— start —

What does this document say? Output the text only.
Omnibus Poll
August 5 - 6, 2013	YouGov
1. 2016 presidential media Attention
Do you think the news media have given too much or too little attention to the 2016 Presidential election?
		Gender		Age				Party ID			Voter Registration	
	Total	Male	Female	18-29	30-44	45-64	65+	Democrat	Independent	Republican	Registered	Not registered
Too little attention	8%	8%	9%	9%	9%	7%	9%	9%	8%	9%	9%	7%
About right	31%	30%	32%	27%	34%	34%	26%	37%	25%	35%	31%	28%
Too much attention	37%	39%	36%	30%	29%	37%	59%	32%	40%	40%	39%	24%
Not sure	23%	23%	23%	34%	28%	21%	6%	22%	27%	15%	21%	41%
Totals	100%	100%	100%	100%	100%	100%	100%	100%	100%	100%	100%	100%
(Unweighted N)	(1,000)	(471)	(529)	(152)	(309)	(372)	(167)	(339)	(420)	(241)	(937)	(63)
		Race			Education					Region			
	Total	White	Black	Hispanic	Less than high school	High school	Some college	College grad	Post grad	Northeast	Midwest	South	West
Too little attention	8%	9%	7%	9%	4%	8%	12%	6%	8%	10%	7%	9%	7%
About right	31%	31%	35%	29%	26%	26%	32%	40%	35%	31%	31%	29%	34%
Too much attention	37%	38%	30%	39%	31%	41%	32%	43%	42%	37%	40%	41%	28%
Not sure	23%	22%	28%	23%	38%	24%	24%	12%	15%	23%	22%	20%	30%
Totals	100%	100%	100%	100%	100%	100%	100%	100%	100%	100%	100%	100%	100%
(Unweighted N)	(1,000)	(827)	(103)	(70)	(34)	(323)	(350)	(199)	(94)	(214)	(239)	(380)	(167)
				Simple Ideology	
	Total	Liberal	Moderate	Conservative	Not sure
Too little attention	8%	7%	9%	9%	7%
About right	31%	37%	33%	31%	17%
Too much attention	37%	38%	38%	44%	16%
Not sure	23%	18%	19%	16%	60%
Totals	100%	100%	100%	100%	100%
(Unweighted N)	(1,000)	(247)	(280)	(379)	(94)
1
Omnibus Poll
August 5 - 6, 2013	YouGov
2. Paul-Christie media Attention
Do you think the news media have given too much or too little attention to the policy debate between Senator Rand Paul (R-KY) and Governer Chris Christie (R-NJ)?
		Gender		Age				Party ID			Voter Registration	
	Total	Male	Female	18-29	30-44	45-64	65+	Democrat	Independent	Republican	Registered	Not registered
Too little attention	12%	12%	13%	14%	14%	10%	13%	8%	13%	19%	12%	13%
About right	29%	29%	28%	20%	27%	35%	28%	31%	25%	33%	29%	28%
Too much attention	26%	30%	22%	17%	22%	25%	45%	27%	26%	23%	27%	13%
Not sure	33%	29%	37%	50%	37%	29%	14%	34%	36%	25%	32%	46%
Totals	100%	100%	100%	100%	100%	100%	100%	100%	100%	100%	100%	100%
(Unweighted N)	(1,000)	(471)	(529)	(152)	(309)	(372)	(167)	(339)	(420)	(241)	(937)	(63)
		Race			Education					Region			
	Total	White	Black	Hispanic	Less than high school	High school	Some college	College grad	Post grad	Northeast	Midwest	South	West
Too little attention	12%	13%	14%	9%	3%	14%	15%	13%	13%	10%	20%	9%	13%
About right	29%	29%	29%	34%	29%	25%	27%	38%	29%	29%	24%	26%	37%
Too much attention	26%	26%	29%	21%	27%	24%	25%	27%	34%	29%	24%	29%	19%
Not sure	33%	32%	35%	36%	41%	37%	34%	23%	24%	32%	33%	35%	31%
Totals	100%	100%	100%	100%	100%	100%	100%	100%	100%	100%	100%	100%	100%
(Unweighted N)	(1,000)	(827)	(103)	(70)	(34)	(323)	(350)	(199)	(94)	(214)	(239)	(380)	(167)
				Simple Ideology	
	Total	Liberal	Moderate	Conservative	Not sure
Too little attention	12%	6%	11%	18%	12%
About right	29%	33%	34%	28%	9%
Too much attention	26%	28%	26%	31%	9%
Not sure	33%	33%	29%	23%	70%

— end —

**YOUR OBJECTIVE:** Extract every line that has the string "media" in it.

**ANSWER TO THE EXERCISE:**
1. 2016 presidential media Attention
Do you think the news media have given too much or too little attention to the 2016 Presidential election?
2. Paul-Christie media Attention
Do you think the news media have given too much or too little attention to the policy debate between Senator Rand Paul (R-KY) and Governer Chris Christie (R-NJ)?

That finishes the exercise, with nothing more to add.